Work instructions: Go through the entries below and pick out every line with "根据要求写作".

Data records:
=======
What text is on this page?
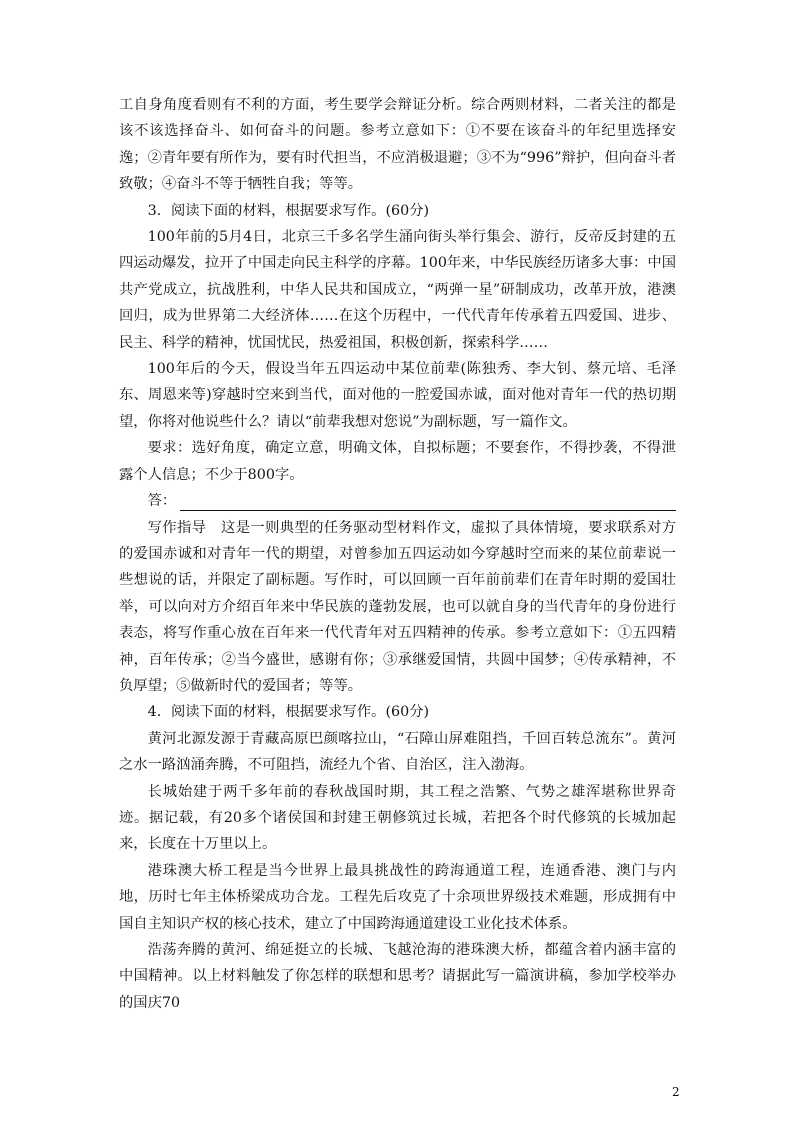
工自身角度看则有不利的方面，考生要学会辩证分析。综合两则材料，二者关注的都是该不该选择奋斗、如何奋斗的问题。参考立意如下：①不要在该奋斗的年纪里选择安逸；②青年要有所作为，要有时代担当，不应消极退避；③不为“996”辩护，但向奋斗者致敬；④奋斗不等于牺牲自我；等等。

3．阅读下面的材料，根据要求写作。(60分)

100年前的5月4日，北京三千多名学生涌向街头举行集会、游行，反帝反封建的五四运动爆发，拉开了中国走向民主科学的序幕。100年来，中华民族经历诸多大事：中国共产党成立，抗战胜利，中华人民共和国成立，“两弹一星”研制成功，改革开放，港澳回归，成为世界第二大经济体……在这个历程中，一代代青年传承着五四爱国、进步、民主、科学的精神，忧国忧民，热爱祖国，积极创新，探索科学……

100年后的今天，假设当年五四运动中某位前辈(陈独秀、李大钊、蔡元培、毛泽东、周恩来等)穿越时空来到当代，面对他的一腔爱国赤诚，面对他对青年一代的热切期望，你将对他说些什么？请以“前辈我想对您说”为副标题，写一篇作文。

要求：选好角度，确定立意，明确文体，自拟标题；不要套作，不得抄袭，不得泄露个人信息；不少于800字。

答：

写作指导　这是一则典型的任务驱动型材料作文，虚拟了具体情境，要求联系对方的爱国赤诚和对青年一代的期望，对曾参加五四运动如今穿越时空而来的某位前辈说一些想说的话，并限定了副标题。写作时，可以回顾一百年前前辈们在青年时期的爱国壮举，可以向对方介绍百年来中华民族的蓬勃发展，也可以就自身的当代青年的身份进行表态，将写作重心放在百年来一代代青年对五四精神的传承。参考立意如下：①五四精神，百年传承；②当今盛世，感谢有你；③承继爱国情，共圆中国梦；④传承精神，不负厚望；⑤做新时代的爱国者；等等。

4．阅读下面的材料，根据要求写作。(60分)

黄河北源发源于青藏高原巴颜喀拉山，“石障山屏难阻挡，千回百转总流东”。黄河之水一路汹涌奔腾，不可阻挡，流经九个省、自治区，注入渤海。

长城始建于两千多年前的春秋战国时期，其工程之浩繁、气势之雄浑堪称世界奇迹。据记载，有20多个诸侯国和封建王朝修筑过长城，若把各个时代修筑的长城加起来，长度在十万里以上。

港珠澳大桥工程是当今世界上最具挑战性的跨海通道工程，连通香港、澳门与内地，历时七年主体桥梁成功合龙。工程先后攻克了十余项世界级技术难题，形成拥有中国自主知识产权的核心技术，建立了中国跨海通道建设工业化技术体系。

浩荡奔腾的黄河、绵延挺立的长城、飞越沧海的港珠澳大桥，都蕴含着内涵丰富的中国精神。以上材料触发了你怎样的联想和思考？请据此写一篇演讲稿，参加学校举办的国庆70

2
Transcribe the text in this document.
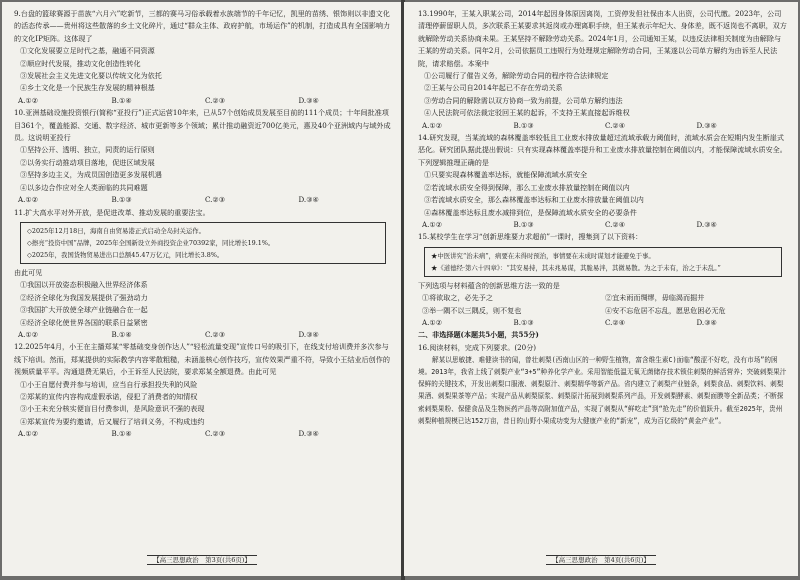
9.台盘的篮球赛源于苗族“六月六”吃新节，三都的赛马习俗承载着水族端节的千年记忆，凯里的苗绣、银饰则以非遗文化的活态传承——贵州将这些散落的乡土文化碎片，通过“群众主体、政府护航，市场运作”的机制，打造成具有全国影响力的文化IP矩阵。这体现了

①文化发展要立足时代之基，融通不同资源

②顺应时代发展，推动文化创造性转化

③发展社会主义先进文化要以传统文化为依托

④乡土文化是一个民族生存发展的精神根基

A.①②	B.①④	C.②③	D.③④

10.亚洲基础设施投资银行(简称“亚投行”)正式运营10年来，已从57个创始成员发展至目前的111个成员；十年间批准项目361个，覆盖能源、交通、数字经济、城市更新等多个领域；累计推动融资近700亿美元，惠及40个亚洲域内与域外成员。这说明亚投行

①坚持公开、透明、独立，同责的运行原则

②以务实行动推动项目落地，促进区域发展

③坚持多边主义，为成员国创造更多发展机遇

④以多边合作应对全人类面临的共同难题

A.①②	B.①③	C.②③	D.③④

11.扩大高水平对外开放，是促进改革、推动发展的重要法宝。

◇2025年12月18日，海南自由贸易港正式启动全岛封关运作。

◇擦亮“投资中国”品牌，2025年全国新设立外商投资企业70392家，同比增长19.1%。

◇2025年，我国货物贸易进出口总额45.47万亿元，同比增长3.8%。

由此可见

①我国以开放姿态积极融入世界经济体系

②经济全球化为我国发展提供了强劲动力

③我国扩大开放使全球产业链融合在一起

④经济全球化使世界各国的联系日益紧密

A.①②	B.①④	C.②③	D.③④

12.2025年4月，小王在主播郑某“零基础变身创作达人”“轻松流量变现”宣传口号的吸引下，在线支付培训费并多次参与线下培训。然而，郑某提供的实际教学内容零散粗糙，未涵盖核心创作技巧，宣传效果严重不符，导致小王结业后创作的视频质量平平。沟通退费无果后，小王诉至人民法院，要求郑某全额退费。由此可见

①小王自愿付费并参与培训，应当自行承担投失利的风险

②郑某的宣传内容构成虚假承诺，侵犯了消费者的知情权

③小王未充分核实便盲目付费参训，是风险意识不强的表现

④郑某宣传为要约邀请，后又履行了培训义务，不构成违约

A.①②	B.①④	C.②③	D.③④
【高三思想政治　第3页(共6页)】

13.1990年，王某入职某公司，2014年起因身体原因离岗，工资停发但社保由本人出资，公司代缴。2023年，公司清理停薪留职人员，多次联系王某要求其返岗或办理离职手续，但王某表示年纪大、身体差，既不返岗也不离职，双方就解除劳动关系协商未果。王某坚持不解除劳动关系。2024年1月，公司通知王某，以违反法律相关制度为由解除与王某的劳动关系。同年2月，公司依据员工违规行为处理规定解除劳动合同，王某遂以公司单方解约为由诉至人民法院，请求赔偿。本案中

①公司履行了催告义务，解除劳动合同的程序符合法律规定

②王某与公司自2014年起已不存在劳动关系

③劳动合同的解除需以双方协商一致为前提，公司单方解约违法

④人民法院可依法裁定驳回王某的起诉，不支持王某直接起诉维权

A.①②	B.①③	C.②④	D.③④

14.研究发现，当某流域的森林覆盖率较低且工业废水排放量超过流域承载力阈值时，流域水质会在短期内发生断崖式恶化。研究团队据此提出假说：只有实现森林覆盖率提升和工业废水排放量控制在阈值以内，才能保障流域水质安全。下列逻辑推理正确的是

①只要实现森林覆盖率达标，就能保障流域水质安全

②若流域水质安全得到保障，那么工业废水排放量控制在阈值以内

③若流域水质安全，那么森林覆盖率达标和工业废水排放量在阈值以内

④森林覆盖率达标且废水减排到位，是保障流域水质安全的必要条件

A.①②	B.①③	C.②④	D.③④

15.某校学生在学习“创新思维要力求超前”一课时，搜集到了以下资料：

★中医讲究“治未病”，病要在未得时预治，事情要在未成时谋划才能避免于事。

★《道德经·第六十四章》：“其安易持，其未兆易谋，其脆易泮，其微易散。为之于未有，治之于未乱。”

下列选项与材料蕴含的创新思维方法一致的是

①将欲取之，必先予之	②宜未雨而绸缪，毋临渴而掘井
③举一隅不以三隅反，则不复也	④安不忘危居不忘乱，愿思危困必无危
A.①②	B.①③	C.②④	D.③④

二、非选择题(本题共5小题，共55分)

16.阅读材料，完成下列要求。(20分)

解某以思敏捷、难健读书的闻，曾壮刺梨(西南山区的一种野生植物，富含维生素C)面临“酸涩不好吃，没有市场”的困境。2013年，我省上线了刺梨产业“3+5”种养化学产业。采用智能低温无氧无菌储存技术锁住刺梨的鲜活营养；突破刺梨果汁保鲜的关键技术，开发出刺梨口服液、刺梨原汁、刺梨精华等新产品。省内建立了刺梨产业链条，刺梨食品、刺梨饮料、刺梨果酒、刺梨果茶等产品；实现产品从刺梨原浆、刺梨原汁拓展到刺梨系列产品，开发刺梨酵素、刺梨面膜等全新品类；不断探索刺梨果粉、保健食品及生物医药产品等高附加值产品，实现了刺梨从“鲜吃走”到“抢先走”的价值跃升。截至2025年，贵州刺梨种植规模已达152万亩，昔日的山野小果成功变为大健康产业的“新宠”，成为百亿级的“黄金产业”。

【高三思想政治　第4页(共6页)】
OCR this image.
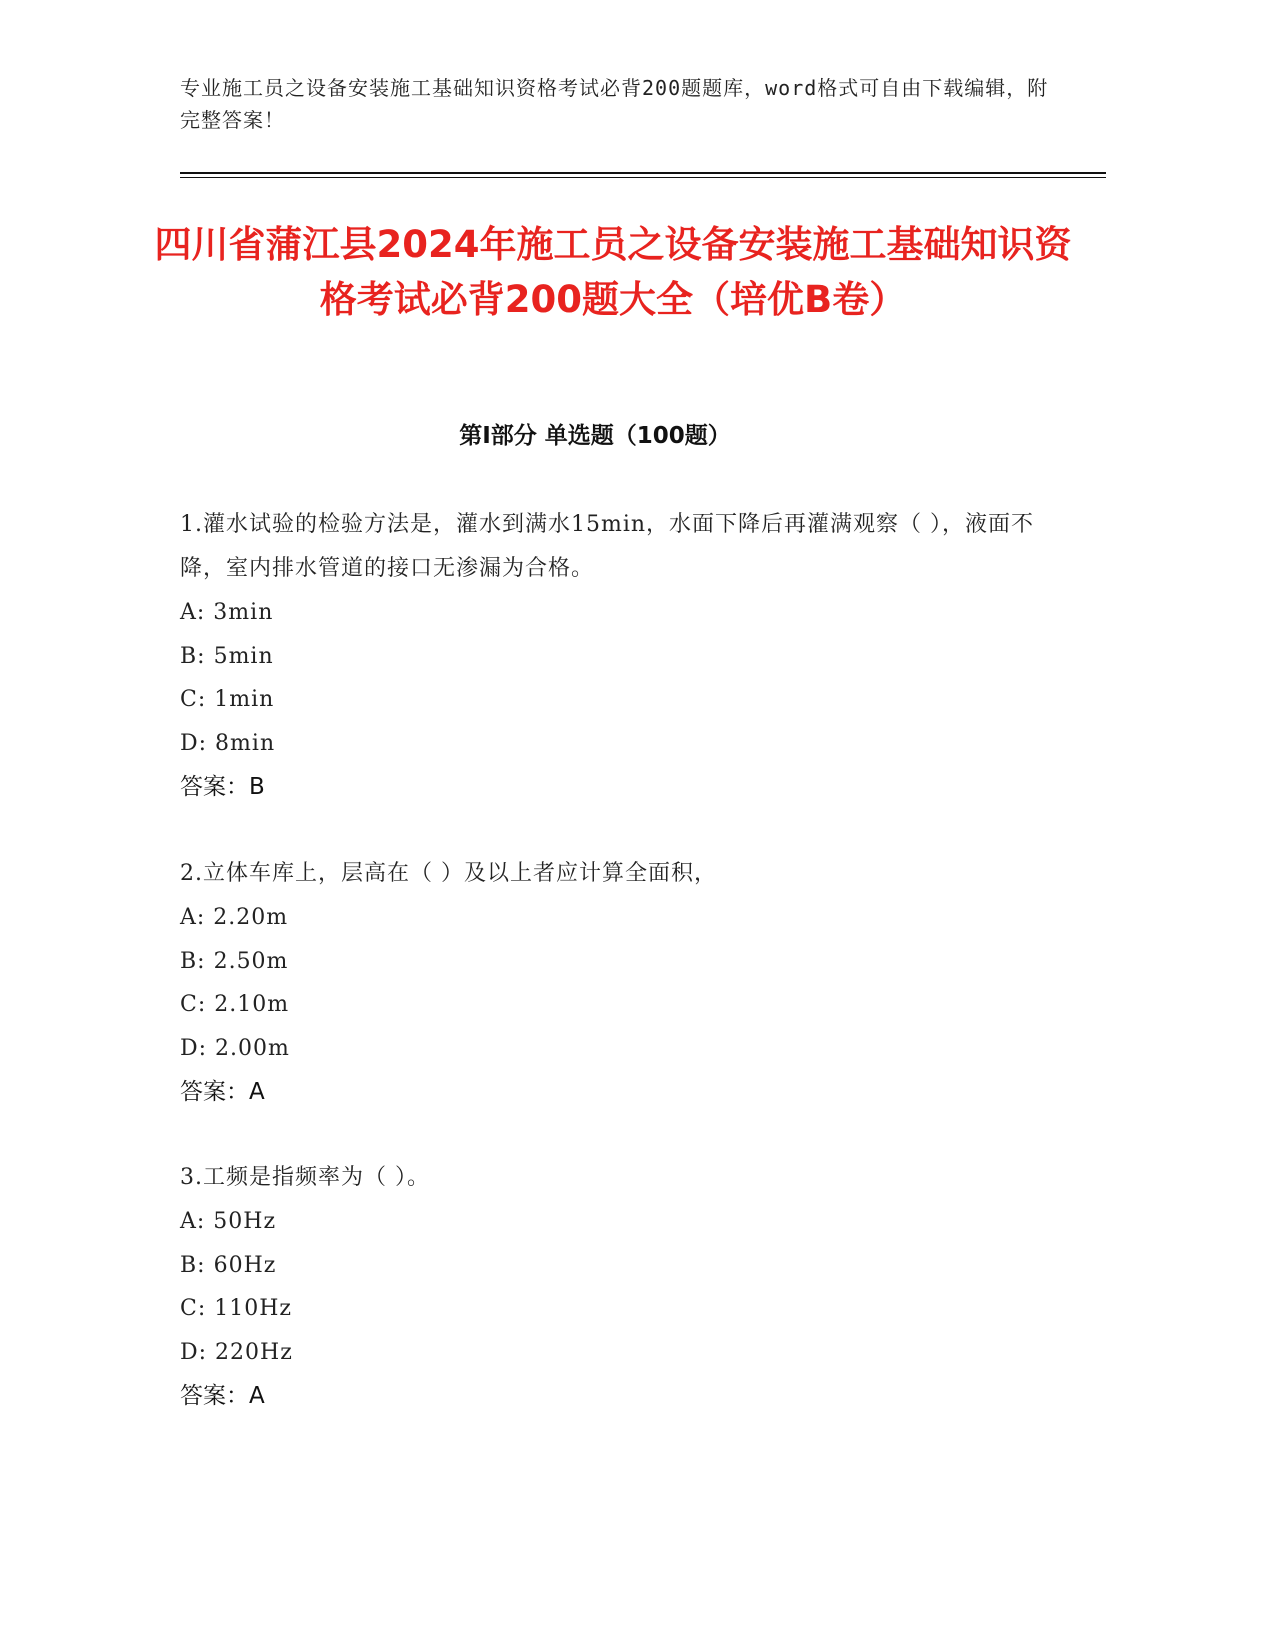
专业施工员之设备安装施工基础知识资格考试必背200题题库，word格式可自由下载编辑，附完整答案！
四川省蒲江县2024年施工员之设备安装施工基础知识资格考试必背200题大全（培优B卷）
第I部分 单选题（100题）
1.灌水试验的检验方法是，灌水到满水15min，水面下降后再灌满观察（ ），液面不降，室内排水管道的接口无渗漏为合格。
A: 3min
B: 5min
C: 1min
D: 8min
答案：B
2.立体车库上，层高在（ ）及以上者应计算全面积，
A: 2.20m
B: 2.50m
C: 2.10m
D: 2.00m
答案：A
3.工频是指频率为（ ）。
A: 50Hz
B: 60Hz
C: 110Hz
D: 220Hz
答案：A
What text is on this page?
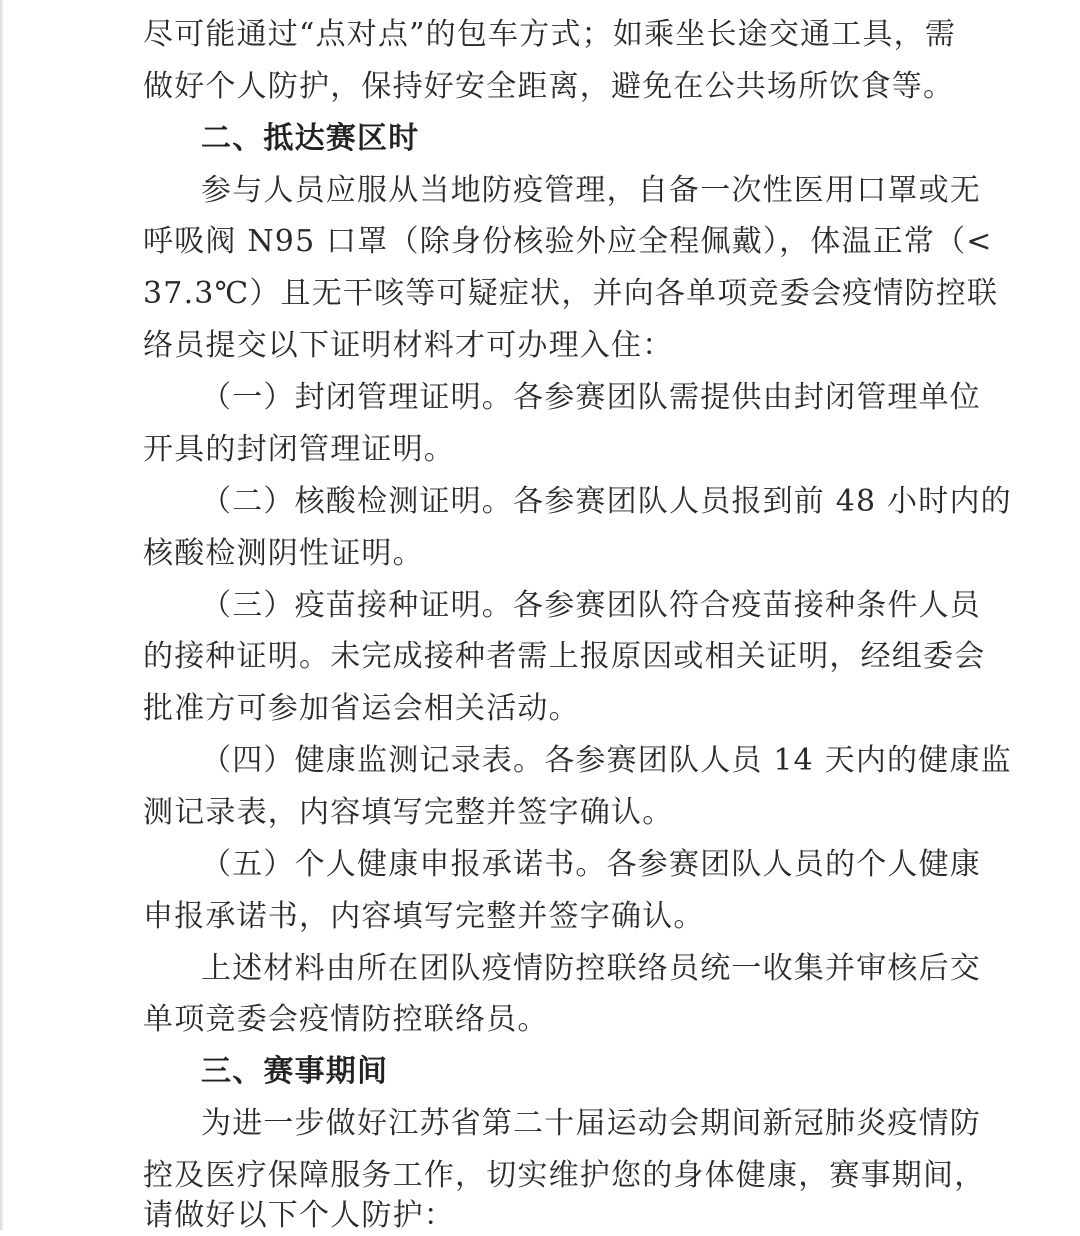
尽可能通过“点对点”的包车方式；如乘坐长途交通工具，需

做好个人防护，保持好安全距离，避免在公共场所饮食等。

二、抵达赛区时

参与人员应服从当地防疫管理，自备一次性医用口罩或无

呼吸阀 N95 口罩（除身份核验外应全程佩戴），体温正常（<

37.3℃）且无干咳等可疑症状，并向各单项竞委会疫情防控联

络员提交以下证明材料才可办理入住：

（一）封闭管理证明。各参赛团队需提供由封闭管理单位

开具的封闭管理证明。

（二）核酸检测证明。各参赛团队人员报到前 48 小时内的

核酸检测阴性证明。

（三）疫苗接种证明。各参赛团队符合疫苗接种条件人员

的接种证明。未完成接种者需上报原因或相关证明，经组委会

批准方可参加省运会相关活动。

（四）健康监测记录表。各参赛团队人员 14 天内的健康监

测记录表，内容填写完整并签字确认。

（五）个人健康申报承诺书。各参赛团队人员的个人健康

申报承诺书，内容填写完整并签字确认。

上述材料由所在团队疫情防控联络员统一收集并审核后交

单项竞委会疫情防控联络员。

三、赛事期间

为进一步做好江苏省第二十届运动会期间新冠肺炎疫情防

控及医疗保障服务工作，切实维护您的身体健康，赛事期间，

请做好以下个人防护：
=======
Output of the exercise:
3．阅读下面的材料，根据要求写作。(60分)
4．阅读下面的材料，根据要求写作。(60分)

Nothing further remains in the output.